* [Brief]: Looking at the listing beneath, work out how many lines hold "JSON" and report only that figure.

>> Start Dataset excerpts

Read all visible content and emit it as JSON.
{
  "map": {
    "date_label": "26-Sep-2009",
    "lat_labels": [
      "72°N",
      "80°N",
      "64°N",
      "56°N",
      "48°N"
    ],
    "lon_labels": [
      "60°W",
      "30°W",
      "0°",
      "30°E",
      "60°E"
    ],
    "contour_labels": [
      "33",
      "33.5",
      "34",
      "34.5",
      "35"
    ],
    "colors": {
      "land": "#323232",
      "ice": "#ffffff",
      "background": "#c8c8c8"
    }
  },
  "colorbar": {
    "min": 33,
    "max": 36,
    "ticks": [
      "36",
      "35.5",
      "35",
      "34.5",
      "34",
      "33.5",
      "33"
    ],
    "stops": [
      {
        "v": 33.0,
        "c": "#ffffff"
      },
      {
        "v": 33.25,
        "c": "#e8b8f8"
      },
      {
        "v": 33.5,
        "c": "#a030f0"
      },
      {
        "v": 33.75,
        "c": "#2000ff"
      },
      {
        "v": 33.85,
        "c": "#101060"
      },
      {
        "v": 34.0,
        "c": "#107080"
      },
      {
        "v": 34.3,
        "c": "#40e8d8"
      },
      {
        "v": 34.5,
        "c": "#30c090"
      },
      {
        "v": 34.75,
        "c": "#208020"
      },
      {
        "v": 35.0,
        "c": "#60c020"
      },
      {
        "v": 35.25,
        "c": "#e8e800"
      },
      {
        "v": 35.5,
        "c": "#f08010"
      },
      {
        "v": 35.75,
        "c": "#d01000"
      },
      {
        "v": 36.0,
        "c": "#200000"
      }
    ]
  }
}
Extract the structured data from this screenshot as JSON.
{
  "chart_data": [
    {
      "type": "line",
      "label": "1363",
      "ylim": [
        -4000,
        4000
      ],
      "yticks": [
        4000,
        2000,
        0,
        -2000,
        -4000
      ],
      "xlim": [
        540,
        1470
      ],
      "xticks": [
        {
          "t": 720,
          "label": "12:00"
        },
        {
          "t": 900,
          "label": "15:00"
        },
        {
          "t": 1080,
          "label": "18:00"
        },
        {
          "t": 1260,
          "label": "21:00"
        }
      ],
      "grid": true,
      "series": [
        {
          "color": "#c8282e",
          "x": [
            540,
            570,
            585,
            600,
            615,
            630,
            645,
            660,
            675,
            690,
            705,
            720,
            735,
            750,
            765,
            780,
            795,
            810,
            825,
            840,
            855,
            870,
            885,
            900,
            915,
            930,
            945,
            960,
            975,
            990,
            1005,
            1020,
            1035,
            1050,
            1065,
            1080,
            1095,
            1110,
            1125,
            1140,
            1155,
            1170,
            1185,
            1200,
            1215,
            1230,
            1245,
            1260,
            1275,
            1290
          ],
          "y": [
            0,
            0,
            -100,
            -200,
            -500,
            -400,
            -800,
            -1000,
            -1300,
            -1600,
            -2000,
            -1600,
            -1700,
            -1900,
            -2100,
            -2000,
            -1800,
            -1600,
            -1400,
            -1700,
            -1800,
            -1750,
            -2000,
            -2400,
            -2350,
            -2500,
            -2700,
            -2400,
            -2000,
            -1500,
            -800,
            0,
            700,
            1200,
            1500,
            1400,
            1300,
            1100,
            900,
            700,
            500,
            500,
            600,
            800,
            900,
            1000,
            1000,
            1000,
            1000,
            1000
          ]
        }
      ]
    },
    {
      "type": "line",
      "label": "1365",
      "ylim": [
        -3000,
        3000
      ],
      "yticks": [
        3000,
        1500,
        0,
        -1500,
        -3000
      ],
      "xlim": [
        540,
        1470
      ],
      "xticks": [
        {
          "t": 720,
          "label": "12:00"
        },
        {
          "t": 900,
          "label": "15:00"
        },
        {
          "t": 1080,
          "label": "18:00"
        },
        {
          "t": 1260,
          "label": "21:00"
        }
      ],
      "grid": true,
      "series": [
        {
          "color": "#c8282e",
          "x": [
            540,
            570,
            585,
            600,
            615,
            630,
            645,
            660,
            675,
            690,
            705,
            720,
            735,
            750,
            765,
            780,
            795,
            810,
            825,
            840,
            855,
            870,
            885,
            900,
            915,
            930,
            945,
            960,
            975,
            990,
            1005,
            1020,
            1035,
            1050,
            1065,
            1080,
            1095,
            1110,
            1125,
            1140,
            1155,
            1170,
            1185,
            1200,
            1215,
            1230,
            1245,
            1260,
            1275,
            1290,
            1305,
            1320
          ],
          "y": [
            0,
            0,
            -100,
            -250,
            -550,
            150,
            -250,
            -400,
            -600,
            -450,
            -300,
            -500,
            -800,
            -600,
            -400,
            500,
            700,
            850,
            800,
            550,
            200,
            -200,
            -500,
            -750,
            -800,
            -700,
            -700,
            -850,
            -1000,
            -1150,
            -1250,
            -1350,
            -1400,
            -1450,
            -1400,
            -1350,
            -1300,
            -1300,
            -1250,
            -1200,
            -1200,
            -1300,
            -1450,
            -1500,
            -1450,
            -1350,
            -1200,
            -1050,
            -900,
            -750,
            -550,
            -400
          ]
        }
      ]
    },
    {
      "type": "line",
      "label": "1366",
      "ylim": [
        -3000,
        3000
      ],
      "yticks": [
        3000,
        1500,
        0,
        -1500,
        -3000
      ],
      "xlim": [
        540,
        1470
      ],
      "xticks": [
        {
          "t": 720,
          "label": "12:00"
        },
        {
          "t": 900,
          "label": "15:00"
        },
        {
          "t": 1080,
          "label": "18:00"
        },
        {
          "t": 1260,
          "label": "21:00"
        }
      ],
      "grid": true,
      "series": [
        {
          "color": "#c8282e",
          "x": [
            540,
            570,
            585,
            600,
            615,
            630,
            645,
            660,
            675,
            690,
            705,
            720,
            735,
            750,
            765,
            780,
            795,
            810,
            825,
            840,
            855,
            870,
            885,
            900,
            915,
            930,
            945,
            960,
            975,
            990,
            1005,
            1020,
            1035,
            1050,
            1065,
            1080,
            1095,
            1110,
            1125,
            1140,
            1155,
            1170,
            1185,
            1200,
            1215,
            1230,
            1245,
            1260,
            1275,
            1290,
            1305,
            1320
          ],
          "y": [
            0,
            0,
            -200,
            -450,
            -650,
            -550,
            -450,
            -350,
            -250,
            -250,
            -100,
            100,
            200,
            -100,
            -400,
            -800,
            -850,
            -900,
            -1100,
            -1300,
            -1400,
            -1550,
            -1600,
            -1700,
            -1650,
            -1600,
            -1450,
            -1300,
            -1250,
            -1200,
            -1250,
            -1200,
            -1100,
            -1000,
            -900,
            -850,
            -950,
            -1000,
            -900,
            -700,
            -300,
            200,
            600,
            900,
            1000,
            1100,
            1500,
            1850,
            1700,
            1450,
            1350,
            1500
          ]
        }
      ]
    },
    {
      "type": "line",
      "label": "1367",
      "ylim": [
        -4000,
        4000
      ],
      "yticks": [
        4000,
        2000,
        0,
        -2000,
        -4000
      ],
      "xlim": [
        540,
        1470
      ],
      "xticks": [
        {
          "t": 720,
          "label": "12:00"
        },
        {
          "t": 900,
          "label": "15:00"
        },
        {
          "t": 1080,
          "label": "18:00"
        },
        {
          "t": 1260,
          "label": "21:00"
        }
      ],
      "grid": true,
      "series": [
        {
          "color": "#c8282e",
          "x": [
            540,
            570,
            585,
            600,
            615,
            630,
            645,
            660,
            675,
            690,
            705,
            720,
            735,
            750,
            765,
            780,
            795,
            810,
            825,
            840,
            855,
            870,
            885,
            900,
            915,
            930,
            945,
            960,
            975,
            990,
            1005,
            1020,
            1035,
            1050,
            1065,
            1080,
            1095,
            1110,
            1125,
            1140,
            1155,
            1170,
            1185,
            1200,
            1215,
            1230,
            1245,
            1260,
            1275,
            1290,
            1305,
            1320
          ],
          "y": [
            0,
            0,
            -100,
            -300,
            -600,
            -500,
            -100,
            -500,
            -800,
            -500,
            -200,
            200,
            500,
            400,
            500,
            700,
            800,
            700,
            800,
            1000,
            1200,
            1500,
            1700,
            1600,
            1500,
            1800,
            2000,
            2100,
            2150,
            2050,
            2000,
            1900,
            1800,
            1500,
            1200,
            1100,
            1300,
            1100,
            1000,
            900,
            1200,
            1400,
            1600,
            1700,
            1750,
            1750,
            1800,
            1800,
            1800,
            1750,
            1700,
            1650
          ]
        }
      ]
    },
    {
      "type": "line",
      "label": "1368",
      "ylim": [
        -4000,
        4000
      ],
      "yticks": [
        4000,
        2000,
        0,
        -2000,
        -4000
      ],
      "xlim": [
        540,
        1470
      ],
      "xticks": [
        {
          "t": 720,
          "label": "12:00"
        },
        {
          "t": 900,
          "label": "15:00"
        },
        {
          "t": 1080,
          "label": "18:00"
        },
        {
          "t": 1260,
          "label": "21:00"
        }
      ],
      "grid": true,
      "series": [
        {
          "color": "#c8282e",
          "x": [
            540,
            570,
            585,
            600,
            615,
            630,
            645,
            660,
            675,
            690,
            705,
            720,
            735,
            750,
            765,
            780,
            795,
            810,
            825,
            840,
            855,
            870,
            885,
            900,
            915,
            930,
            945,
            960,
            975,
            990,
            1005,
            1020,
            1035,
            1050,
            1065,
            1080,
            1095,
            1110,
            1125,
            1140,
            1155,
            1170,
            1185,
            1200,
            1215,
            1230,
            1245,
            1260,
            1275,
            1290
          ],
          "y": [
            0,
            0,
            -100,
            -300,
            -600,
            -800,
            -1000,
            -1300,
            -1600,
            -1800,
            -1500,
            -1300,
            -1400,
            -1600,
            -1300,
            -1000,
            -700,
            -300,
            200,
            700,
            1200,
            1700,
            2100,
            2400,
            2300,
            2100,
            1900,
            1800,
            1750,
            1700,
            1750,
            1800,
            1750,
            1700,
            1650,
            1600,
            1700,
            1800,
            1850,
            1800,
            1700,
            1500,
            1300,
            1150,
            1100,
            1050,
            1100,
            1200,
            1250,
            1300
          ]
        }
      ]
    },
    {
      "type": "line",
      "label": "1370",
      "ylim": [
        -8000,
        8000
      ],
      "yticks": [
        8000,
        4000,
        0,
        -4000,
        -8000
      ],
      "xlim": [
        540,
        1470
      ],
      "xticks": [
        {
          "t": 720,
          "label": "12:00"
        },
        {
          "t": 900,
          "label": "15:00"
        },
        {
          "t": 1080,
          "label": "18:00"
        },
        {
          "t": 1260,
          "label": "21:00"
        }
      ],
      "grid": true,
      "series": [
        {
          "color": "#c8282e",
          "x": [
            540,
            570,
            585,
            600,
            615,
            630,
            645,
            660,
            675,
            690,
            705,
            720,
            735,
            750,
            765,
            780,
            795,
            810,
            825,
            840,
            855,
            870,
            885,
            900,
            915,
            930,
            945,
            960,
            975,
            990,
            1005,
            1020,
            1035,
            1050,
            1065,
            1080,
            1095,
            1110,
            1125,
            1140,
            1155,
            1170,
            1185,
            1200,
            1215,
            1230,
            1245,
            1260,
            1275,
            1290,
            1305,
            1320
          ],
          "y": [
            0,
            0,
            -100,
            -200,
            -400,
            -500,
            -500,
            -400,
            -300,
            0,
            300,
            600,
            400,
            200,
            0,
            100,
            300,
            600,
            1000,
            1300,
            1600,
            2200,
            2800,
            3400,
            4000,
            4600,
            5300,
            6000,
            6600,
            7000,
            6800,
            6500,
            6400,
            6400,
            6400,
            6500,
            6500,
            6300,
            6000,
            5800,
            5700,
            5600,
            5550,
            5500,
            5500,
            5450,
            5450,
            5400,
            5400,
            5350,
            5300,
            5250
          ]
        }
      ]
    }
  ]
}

>> End Dataset excerpts

* [Task answer]: 2